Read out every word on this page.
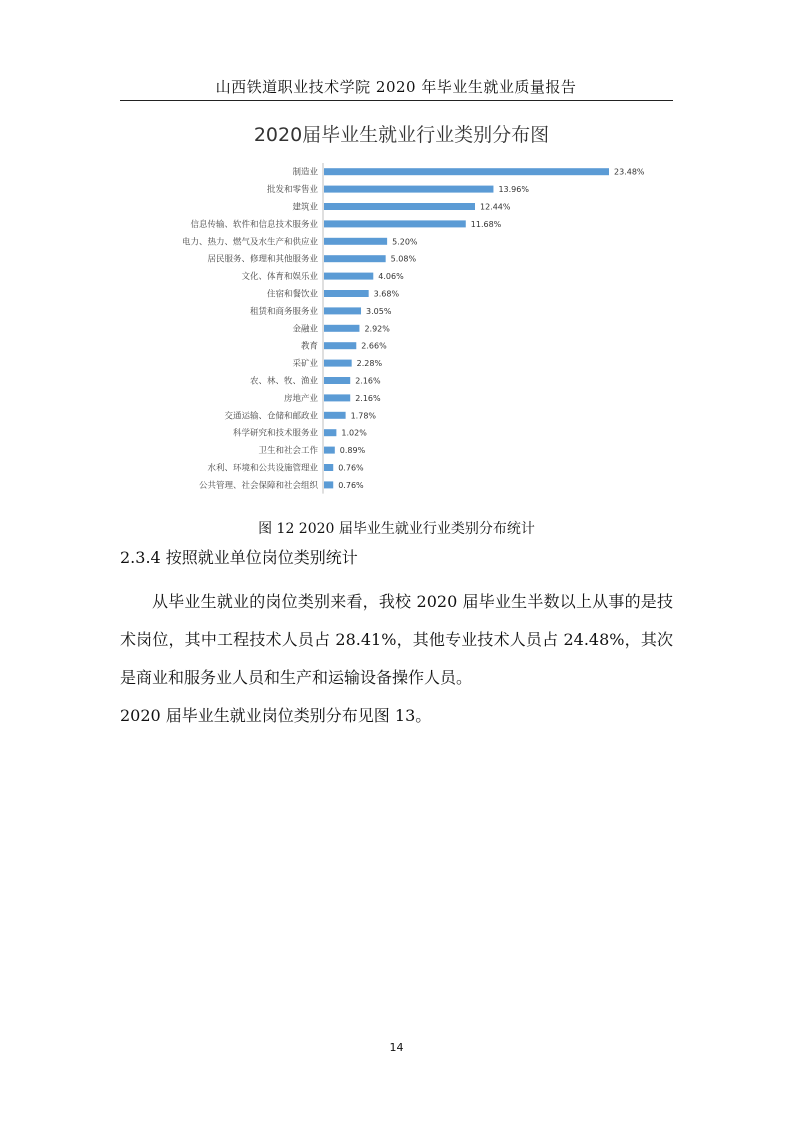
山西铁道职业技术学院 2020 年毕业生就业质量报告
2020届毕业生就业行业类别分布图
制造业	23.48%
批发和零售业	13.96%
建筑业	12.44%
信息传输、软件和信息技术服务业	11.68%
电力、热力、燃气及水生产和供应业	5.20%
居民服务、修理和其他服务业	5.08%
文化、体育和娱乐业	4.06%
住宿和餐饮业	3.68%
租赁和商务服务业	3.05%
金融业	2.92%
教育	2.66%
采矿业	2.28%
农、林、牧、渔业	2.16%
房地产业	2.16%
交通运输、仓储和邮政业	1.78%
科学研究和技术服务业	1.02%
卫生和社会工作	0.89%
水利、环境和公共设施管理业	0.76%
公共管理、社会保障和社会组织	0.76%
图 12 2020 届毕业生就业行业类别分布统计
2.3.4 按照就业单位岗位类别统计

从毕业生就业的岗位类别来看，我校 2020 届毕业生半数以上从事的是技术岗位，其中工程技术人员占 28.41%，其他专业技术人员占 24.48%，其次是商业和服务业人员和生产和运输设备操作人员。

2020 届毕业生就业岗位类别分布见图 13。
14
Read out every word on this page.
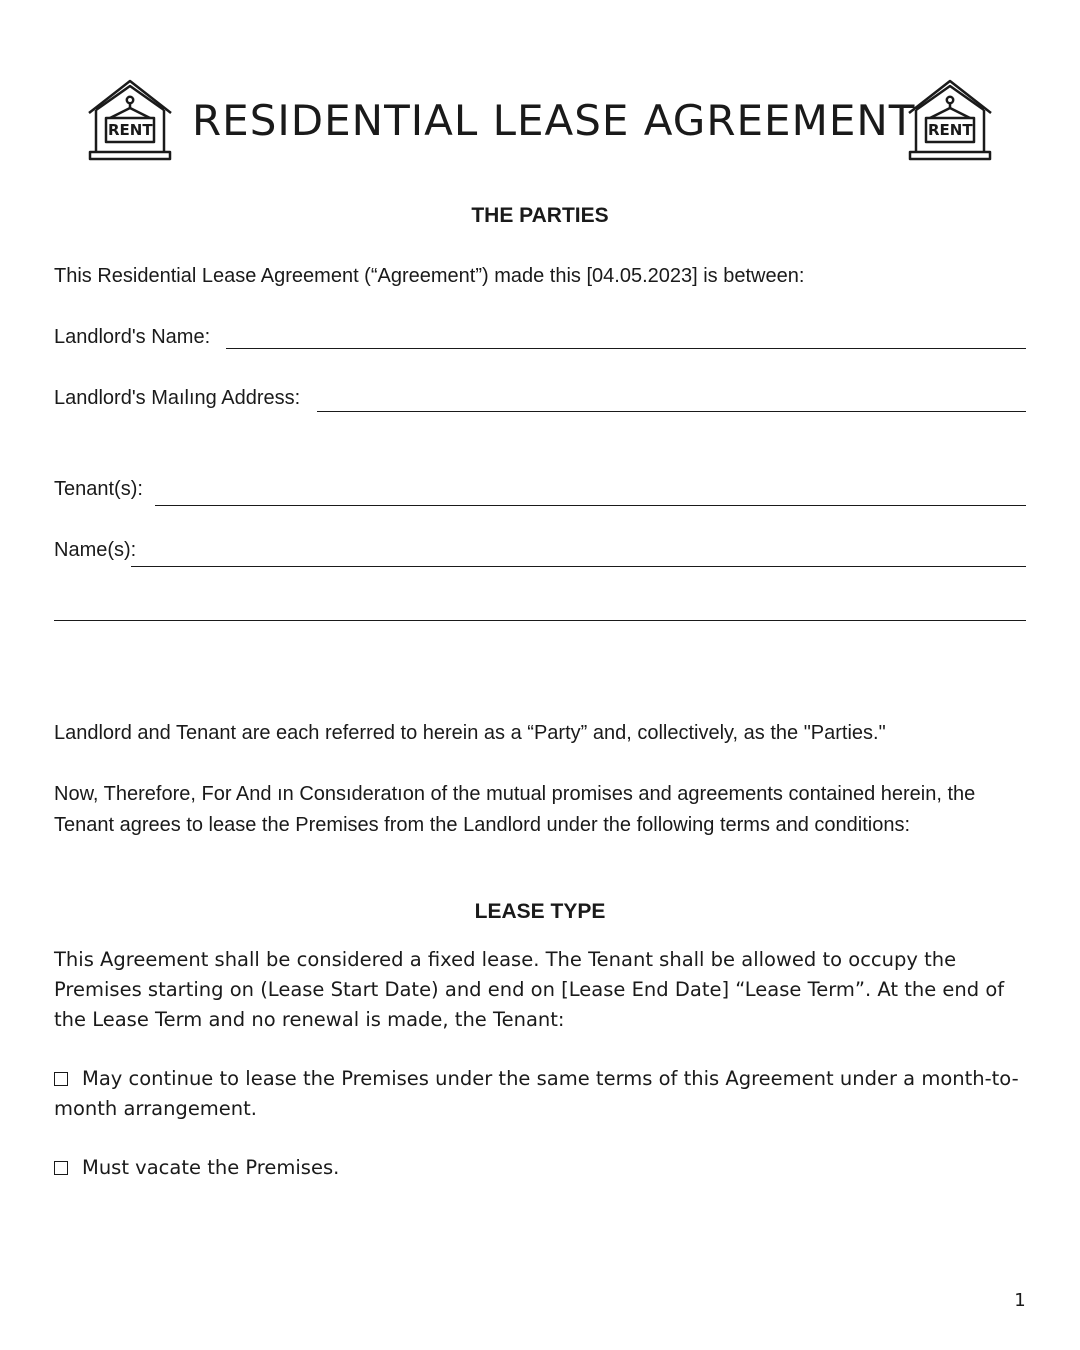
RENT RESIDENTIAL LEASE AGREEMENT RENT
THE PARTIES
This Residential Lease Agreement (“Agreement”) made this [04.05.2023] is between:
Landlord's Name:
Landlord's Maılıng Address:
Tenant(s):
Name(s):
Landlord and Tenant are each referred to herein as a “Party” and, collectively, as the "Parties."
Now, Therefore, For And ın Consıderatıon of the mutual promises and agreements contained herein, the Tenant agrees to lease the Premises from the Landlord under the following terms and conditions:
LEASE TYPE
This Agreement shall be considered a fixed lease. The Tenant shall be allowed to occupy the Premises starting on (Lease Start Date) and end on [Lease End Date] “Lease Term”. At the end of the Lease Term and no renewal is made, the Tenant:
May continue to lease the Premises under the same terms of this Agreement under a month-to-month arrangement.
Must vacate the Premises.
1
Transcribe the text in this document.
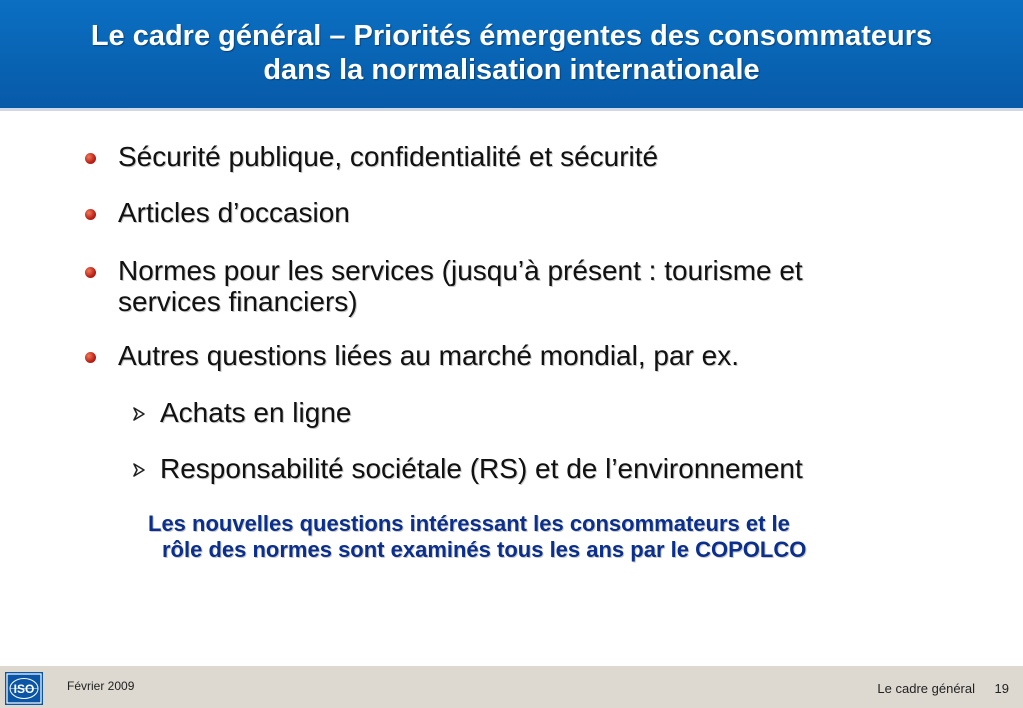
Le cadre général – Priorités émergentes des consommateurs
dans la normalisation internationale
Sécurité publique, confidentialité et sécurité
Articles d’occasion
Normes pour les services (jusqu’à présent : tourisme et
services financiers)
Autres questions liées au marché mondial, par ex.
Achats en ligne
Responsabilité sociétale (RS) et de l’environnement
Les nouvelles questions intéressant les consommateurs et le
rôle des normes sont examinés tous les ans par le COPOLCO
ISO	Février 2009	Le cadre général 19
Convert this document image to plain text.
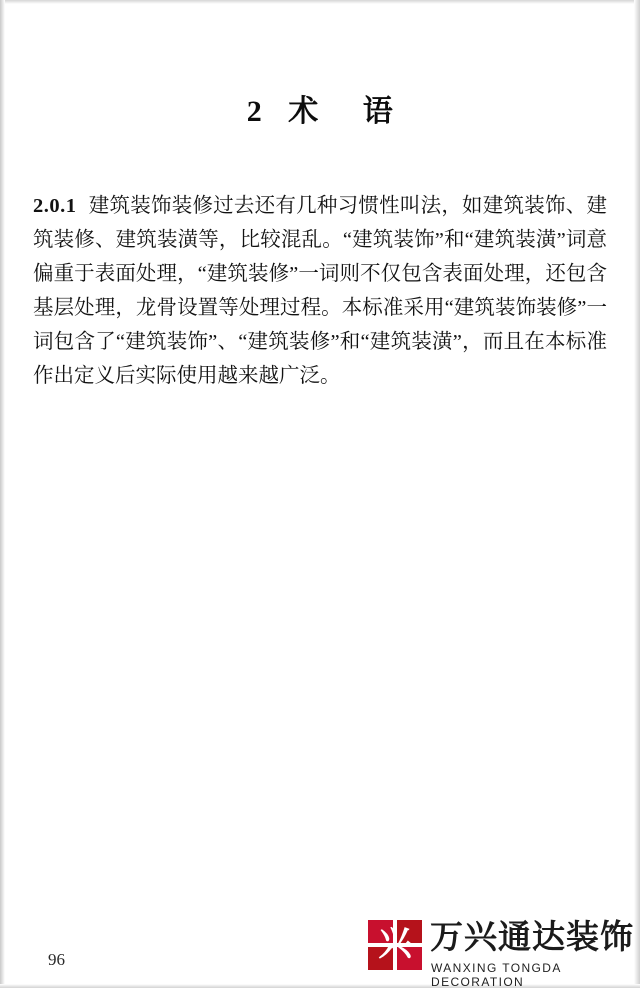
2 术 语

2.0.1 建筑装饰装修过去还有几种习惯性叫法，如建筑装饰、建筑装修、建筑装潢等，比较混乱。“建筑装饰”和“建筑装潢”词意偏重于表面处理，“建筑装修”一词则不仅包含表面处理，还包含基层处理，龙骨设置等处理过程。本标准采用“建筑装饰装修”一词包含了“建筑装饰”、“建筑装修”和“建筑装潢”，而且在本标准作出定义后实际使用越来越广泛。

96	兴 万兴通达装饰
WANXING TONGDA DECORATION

◆ ◆ ◆ ◆ ◆

■ **Prompt**
Repeat the material above in full and exactly, omitting the pictures.

■ **Finished exercise**
Read out every word on this page.
山西铁道职业技术学院 2020 年毕业生就业质量报告
2020届毕业生就业行业类别分布图
制造业	23.48%
批发和零售业	13.96%
建筑业	12.44%
信息传输、软件和信息技术服务业	11.68%
电力、热力、燃气及水生产和供应业	5.20%
居民服务、修理和其他服务业	5.08%
文化、体育和娱乐业	4.06%
住宿和餐饮业	3.68%
租赁和商务服务业	3.05%
金融业	2.92%
教育	2.66%
采矿业	2.28%
农、林、牧、渔业	2.16%
房地产业	2.16%
交通运输、仓储和邮政业	1.78%
科学研究和技术服务业	1.02%
卫生和社会工作	0.89%
水利、环境和公共设施管理业	0.76%
公共管理、社会保障和社会组织	0.76%
图 12 2020 届毕业生就业行业类别分布统计
2.3.4 按照就业单位岗位类别统计

从毕业生就业的岗位类别来看，我校 2020 届毕业生半数以上从事的是技术岗位，其中工程技术人员占 28.41%，其他专业技术人员占 24.48%，其次是商业和服务业人员和生产和运输设备操作人员。

2020 届毕业生就业岗位类别分布见图 13。
14
Read out every word on this page.
RENT RESIDENTIAL LEASE AGREEMENT RENT
THE PARTIES
This Residential Lease Agreement (“Agreement”) made this [04.05.2023] is between:
Landlord's Name:
Landlord's Maılıng Address:
Tenant(s):
Name(s):
Landlord and Tenant are each referred to herein as a “Party” and, collectively, as the "Parties."
Now, Therefore, For And ın Consıderatıon of the mutual promises and agreements contained herein, the Tenant agrees to lease the Premises from the Landlord under the following terms and conditions:
LEASE TYPE
This Agreement shall be considered a fixed lease. The Tenant shall be allowed to occupy the Premises starting on (Lease Start Date) and end on [Lease End Date] “Lease Term”. At the end of the Lease Term and no renewal is made, the Tenant:
May continue to lease the Premises under the same terms of this Agreement under a month-to-month arrangement.
Must vacate the Premises.
1
Transcribe the text in this document.
Le cadre général – Priorités émergentes des consommateurs
dans la normalisation internationale
Sécurité publique, confidentialité et sécurité
Articles d’occasion
Normes pour les services (jusqu’à présent : tourisme et
services financiers)
Autres questions liées au marché mondial, par ex.
Achats en ligne
Responsabilité sociétale (RS) et de l’environnement
Les nouvelles questions intéressant les consommateurs et le
rôle des normes sont examinés tous les ans par le COPOLCO
ISO	Février 2009	Le cadre général 19
Convert this document image to plain text.
2 术 语

2.0.1 建筑装饰装修过去还有几种习惯性叫法，如建筑装饰、建筑装修、建筑装潢等，比较混乱。“建筑装饰”和“建筑装潢”词意偏重于表面处理，“建筑装修”一词则不仅包含表面处理，还包含基层处理，龙骨设置等处理过程。本标准采用“建筑装饰装修”一词包含了“建筑装饰”、“建筑装修”和“建筑装潢”，而且在本标准作出定义后实际使用越来越广泛。

96	兴 万兴通达装饰
WANXING TONGDA DECORATION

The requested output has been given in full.